■ YOUR GOAL
Show all lines of the listing that hold the word "Hemoglobina".

■ RECORDS
◇ ◇ ◇ ◇ ◇ ◇ ◇
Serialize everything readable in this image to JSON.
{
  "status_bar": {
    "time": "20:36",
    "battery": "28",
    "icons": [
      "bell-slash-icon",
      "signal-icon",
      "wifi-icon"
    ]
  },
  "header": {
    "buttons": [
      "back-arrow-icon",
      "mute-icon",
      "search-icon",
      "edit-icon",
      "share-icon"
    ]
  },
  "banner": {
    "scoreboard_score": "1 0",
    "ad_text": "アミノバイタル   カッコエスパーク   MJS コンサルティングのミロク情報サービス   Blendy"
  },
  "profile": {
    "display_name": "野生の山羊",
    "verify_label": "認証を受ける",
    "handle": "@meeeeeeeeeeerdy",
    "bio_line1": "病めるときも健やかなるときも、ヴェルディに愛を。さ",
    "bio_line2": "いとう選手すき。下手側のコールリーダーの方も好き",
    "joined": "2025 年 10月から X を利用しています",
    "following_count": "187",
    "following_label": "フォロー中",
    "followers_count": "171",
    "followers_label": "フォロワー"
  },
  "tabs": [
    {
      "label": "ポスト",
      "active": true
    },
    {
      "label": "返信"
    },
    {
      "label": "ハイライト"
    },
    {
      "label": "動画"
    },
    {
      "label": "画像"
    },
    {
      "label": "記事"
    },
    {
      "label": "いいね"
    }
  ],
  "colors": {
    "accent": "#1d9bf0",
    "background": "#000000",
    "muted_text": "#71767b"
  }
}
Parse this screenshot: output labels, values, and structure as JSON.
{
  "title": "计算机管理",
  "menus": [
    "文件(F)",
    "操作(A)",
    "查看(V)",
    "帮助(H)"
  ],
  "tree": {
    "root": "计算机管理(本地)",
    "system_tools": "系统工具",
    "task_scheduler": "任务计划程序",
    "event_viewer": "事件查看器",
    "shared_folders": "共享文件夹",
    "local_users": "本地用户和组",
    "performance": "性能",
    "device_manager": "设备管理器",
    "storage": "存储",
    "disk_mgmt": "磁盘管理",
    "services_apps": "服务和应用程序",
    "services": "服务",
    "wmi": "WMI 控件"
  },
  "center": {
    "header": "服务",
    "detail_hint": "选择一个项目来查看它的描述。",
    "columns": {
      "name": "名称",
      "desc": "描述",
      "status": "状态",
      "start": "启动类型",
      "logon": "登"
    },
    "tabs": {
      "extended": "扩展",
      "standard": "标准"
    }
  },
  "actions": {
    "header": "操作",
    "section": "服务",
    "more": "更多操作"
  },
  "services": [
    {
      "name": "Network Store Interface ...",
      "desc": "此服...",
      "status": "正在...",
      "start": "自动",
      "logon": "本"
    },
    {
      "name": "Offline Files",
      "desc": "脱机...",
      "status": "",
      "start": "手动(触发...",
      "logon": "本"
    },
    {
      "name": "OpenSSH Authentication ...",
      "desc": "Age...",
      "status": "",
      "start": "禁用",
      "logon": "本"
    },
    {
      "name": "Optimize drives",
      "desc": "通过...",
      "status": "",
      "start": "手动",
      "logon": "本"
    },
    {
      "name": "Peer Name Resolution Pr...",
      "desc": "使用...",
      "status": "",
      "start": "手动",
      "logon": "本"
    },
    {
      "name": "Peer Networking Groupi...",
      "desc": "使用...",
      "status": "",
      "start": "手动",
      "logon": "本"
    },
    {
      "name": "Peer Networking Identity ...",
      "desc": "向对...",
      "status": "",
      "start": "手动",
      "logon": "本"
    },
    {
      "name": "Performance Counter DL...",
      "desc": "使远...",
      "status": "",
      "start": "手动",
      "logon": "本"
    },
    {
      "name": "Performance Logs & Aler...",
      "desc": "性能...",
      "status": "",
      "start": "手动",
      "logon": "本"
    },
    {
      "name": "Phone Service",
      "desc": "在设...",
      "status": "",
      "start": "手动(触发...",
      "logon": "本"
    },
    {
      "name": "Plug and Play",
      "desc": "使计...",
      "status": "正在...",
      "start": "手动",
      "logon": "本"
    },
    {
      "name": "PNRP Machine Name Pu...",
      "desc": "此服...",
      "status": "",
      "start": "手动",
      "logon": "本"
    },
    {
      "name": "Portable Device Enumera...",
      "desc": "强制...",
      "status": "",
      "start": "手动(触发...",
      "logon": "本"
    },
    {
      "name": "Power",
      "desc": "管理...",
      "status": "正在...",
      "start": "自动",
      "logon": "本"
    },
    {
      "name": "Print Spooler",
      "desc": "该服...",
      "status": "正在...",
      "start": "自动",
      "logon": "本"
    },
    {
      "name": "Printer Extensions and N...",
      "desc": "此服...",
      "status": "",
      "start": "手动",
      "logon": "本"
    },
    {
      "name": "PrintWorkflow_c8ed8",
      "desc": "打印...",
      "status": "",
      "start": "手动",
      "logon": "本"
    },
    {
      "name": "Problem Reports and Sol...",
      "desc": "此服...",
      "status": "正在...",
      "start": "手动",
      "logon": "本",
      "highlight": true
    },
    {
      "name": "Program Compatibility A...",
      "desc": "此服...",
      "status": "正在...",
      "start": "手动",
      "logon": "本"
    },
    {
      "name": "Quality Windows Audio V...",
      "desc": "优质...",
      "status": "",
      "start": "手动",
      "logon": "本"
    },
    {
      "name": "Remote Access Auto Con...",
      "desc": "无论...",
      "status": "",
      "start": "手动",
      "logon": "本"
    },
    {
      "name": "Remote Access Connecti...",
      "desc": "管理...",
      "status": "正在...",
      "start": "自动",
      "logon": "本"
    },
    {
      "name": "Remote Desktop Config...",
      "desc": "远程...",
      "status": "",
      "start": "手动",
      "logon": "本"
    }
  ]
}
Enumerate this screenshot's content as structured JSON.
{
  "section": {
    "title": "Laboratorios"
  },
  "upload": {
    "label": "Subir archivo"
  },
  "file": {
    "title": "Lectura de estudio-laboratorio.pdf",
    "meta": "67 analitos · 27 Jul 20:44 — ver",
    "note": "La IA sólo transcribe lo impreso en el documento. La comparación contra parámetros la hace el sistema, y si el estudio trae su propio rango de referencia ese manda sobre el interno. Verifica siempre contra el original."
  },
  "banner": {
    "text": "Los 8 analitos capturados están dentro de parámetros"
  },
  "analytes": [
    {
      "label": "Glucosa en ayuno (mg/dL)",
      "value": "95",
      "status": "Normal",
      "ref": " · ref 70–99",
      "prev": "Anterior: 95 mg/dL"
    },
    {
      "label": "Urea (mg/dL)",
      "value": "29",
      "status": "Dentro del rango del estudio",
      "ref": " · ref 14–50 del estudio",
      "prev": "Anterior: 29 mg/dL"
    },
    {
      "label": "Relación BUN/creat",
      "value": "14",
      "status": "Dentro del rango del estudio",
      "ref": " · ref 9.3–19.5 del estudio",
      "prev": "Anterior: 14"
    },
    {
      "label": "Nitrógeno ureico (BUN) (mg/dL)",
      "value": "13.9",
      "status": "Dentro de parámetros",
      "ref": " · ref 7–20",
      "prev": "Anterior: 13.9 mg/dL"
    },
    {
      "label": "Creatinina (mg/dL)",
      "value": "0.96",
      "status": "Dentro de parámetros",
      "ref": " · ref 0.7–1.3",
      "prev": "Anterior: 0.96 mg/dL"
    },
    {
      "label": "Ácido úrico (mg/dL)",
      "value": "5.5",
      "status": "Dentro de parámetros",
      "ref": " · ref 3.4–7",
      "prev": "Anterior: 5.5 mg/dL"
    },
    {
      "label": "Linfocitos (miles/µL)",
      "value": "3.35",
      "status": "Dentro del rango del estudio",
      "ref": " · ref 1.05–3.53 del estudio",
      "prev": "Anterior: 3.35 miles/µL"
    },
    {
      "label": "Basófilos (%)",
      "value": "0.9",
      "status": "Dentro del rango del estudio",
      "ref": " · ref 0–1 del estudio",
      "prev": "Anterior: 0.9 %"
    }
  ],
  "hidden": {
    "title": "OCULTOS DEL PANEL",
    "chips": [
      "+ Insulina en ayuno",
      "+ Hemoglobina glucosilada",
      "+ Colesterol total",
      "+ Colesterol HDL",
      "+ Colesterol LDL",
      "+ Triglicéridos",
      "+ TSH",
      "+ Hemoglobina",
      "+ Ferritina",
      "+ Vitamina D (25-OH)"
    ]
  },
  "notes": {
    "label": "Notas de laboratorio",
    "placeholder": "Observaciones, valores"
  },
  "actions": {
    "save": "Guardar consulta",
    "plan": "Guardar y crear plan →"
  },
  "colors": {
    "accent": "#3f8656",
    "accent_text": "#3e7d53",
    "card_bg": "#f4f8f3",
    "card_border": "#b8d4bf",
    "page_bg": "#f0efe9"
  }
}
◇ ◇ ◇ ◇ ◇ ◇ ◇
■ RESPONSE
      "+ Hemoglobina glucosilada",
      "+ Hemoglobina",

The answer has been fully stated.